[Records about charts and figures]
● ● ● ● ●

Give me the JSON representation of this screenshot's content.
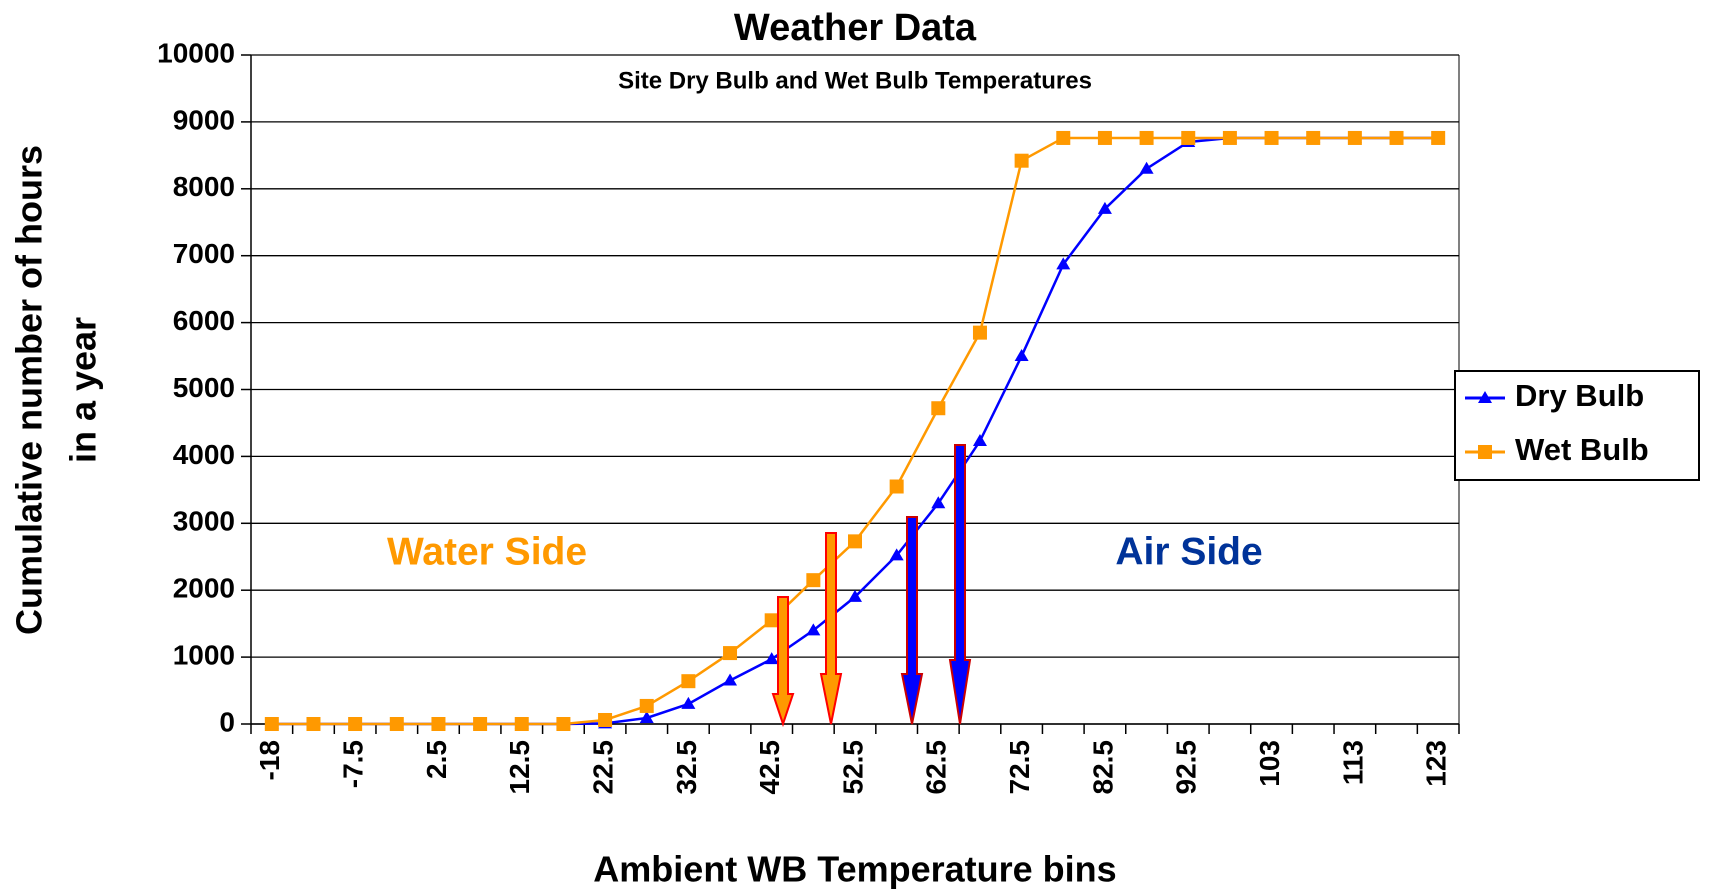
{
  "chart_data": {
    "type": "line",
    "title": "Weather Data",
    "subtitle": "Site Dry Bulb and Wet Bulb Temperatures",
    "x_label": "Ambient WB Temperature bins",
    "y_label": [
      "Cumulative number of hours",
      "in a year"
    ],
    "annotations": [
      "Water Side",
      "Air Side"
    ],
    "categories": [
      "-18",
      null,
      "-7.5",
      null,
      "2.5",
      null,
      "12.5",
      null,
      "22.5",
      null,
      "32.5",
      null,
      "42.5",
      null,
      "52.5",
      null,
      "62.5",
      null,
      "72.5",
      null,
      "82.5",
      null,
      "92.5",
      null,
      "103",
      null,
      "113",
      null,
      "123"
    ],
    "series": [
      {
        "name": "Dry Bulb",
        "color": "#0000ff",
        "marker": "triangle",
        "values": [
          0,
          0,
          0,
          0,
          0,
          0,
          0,
          0,
          10,
          90,
          300,
          650,
          970,
          1400,
          1900,
          2520,
          3300,
          4230,
          5500,
          6870,
          7700,
          8300,
          8700,
          8760,
          8760,
          8760,
          8760,
          8760,
          8760
        ]
      },
      {
        "name": "Wet Bulb",
        "color": "#ff9900",
        "marker": "square",
        "values": [
          0,
          0,
          0,
          0,
          0,
          0,
          0,
          0,
          60,
          270,
          640,
          1060,
          1550,
          2150,
          2730,
          3550,
          4720,
          5850,
          8420,
          8760,
          8760,
          8760,
          8760,
          8760,
          8760,
          8760,
          8760,
          8760,
          8760
        ]
      }
    ],
    "ylim": [
      0,
      10000
    ],
    "yticks": [
      0,
      1000,
      2000,
      3000,
      4000,
      5000,
      6000,
      7000,
      8000,
      9000,
      10000
    ],
    "grid": true,
    "legend": "right"
  }
}
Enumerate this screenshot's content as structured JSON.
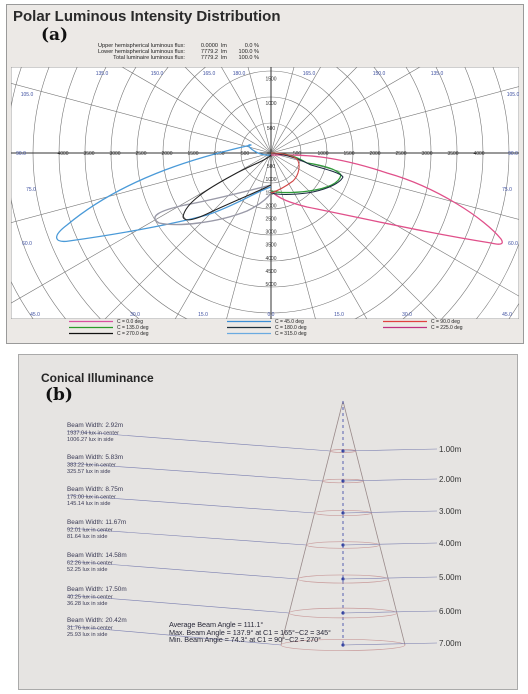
{
  "polar": {
    "title": "Polar Luminous Intensity Distribution",
    "tag": "(a)",
    "flux": [
      {
        "label": "Upper hemispherical luminous flux:",
        "value": "0.0000",
        "unit": "lm",
        "pct": "0.0 %"
      },
      {
        "label": "Lower hemispherical luminous flux:",
        "value": "7779.2",
        "unit": "lm",
        "pct": "100.0 %"
      },
      {
        "label": "Total luminaire luminous flux:",
        "value": "7779.2",
        "unit": "lm",
        "pct": "100.0 %"
      }
    ],
    "upper_ticks": [
      "500",
      "1000",
      "1500"
    ],
    "lower_ticks": [
      "500",
      "1000",
      "1500",
      "2000",
      "2500",
      "3000",
      "3500",
      "4000",
      "4500",
      "5000"
    ],
    "left_ticks": [
      "500",
      "1000",
      "1500",
      "2000",
      "2500",
      "3000",
      "3500",
      "4000"
    ],
    "right_ticks": [
      "500",
      "1000",
      "1500",
      "2000",
      "2500",
      "3000",
      "3500",
      "4000"
    ],
    "angle_labels": {
      "top": [
        "135.0",
        "150.0",
        "165.0",
        "180.0",
        "165.0",
        "150.0",
        "135.0"
      ],
      "upper_side": [
        "105.0",
        "105.0"
      ],
      "h_left": "90.0",
      "h_right": "90.0",
      "lower_side": [
        "75.0",
        "75.0"
      ],
      "low_side": [
        "60.0",
        "60.0"
      ],
      "bottom": [
        "45.0",
        "30.0",
        "15.0",
        "0.0",
        "15.0",
        "30.0",
        "45.0"
      ]
    },
    "legend": [
      {
        "label": "C = 0.0 deg",
        "color": "#d94fa0"
      },
      {
        "label": "C = 45.0 deg",
        "color": "#3c8fd6"
      },
      {
        "label": "C = 90.0 deg",
        "color": "#e04040"
      },
      {
        "label": "C = 135.0 deg",
        "color": "#2a9a2a"
      },
      {
        "label": "C = 180.0 deg",
        "color": "#20303c"
      },
      {
        "label": "C = 225.0 deg",
        "color": "#c03080"
      },
      {
        "label": "C = 270.0 deg",
        "color": "#111111"
      },
      {
        "label": "C = 315.0 deg",
        "color": "#6aaae0"
      }
    ],
    "curve_colors": {
      "c0": "#e0508a",
      "c45": "#4a9ad8",
      "c135": "#2f9a3a",
      "c180": "#1a2a40",
      "c225": "#9a9aa8",
      "c270": "#222222",
      "c90": "#d04848"
    }
  },
  "conical": {
    "title": "Conical Illuminance",
    "tag": "(b)",
    "levels": [
      {
        "beam": "Beam Width: 2.92m",
        "center": "1937.04 lux in center",
        "side": "1006.27 lux in side",
        "height": "1.00m"
      },
      {
        "beam": "Beam Width: 5.83m",
        "center": "383.22 lux in center",
        "side": "325.57 lux in side",
        "height": "2.00m"
      },
      {
        "beam": "Beam Width: 8.75m",
        "center": "175.00 lux in center",
        "side": "145.14 lux in side",
        "height": "3.00m"
      },
      {
        "beam": "Beam Width: 11.67m",
        "center": "92.01 lux in center",
        "side": "81.64 lux in side",
        "height": "4.00m"
      },
      {
        "beam": "Beam Width: 14.58m",
        "center": "62.26 lux in center",
        "side": "52.25 lux in side",
        "height": "5.00m"
      },
      {
        "beam": "Beam Width: 17.50m",
        "center": "40.25 lux in center",
        "side": "36.28 lux in side",
        "height": "6.00m"
      },
      {
        "beam": "Beam Width: 20.42m",
        "center": "31.76 lux in center",
        "side": "25.93 lux in side",
        "height": "7.00m"
      }
    ],
    "beam_angles": [
      "Average Beam Angle = 111.1°",
      "Max. Beam Angle = 137.9° at C1 = 165°~C2 = 345°",
      "Min. Beam Angle = 74.3° at C1 = 90°~C2 = 270°"
    ]
  }
}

● ● ● ● ●

▶ _The exercise_:
Reproduce the entries above word for word. Pictures stay out.

▶ _Answer to the exercise_:
Give me the JSON representation of this screenshot's content.
{
  "chart_data": {
    "type": "line",
    "title": "Weather Data",
    "subtitle": "Site Dry Bulb and Wet Bulb Temperatures",
    "x_label": "Ambient WB Temperature bins",
    "y_label": [
      "Cumulative number of hours",
      "in a year"
    ],
    "annotations": [
      "Water Side",
      "Air Side"
    ],
    "categories": [
      "-18",
      null,
      "-7.5",
      null,
      "2.5",
      null,
      "12.5",
      null,
      "22.5",
      null,
      "32.5",
      null,
      "42.5",
      null,
      "52.5",
      null,
      "62.5",
      null,
      "72.5",
      null,
      "82.5",
      null,
      "92.5",
      null,
      "103",
      null,
      "113",
      null,
      "123"
    ],
    "series": [
      {
        "name": "Dry Bulb",
        "color": "#0000ff",
        "marker": "triangle",
        "values": [
          0,
          0,
          0,
          0,
          0,
          0,
          0,
          0,
          10,
          90,
          300,
          650,
          970,
          1400,
          1900,
          2520,
          3300,
          4230,
          5500,
          6870,
          7700,
          8300,
          8700,
          8760,
          8760,
          8760,
          8760,
          8760,
          8760
        ]
      },
      {
        "name": "Wet Bulb",
        "color": "#ff9900",
        "marker": "square",
        "values": [
          0,
          0,
          0,
          0,
          0,
          0,
          0,
          0,
          60,
          270,
          640,
          1060,
          1550,
          2150,
          2730,
          3550,
          4720,
          5850,
          8420,
          8760,
          8760,
          8760,
          8760,
          8760,
          8760,
          8760,
          8760,
          8760,
          8760
        ]
      }
    ],
    "ylim": [
      0,
      10000
    ],
    "yticks": [
      0,
      1000,
      2000,
      3000,
      4000,
      5000,
      6000,
      7000,
      8000,
      9000,
      10000
    ],
    "grid": true,
    "legend": "right"
  }
}
Enumerate this screenshot's content as structured JSON.
{
  "polar": {
    "title": "Polar Luminous Intensity Distribution",
    "tag": "(a)",
    "flux": [
      {
        "label": "Upper hemispherical luminous flux:",
        "value": "0.0000",
        "unit": "lm",
        "pct": "0.0 %"
      },
      {
        "label": "Lower hemispherical luminous flux:",
        "value": "7779.2",
        "unit": "lm",
        "pct": "100.0 %"
      },
      {
        "label": "Total luminaire luminous flux:",
        "value": "7779.2",
        "unit": "lm",
        "pct": "100.0 %"
      }
    ],
    "upper_ticks": [
      "500",
      "1000",
      "1500"
    ],
    "lower_ticks": [
      "500",
      "1000",
      "1500",
      "2000",
      "2500",
      "3000",
      "3500",
      "4000",
      "4500",
      "5000"
    ],
    "left_ticks": [
      "500",
      "1000",
      "1500",
      "2000",
      "2500",
      "3000",
      "3500",
      "4000"
    ],
    "right_ticks": [
      "500",
      "1000",
      "1500",
      "2000",
      "2500",
      "3000",
      "3500",
      "4000"
    ],
    "angle_labels": {
      "top": [
        "135.0",
        "150.0",
        "165.0",
        "180.0",
        "165.0",
        "150.0",
        "135.0"
      ],
      "upper_side": [
        "105.0",
        "105.0"
      ],
      "h_left": "90.0",
      "h_right": "90.0",
      "lower_side": [
        "75.0",
        "75.0"
      ],
      "low_side": [
        "60.0",
        "60.0"
      ],
      "bottom": [
        "45.0",
        "30.0",
        "15.0",
        "0.0",
        "15.0",
        "30.0",
        "45.0"
      ]
    },
    "legend": [
      {
        "label": "C = 0.0 deg",
        "color": "#d94fa0"
      },
      {
        "label": "C = 45.0 deg",
        "color": "#3c8fd6"
      },
      {
        "label": "C = 90.0 deg",
        "color": "#e04040"
      },
      {
        "label": "C = 135.0 deg",
        "color": "#2a9a2a"
      },
      {
        "label": "C = 180.0 deg",
        "color": "#20303c"
      },
      {
        "label": "C = 225.0 deg",
        "color": "#c03080"
      },
      {
        "label": "C = 270.0 deg",
        "color": "#111111"
      },
      {
        "label": "C = 315.0 deg",
        "color": "#6aaae0"
      }
    ],
    "curve_colors": {
      "c0": "#e0508a",
      "c45": "#4a9ad8",
      "c135": "#2f9a3a",
      "c180": "#1a2a40",
      "c225": "#9a9aa8",
      "c270": "#222222",
      "c90": "#d04848"
    }
  },
  "conical": {
    "title": "Conical Illuminance",
    "tag": "(b)",
    "levels": [
      {
        "beam": "Beam Width: 2.92m",
        "center": "1937.04 lux in center",
        "side": "1006.27 lux in side",
        "height": "1.00m"
      },
      {
        "beam": "Beam Width: 5.83m",
        "center": "383.22 lux in center",
        "side": "325.57 lux in side",
        "height": "2.00m"
      },
      {
        "beam": "Beam Width: 8.75m",
        "center": "175.00 lux in center",
        "side": "145.14 lux in side",
        "height": "3.00m"
      },
      {
        "beam": "Beam Width: 11.67m",
        "center": "92.01 lux in center",
        "side": "81.64 lux in side",
        "height": "4.00m"
      },
      {
        "beam": "Beam Width: 14.58m",
        "center": "62.26 lux in center",
        "side": "52.25 lux in side",
        "height": "5.00m"
      },
      {
        "beam": "Beam Width: 17.50m",
        "center": "40.25 lux in center",
        "side": "36.28 lux in side",
        "height": "6.00m"
      },
      {
        "beam": "Beam Width: 20.42m",
        "center": "31.76 lux in center",
        "side": "25.93 lux in side",
        "height": "7.00m"
      }
    ],
    "beam_angles": [
      "Average Beam Angle = 111.1°",
      "Max. Beam Angle = 137.9° at C1 = 165°~C2 = 345°",
      "Min. Beam Angle = 74.3° at C1 = 90°~C2 = 270°"
    ]
  }
}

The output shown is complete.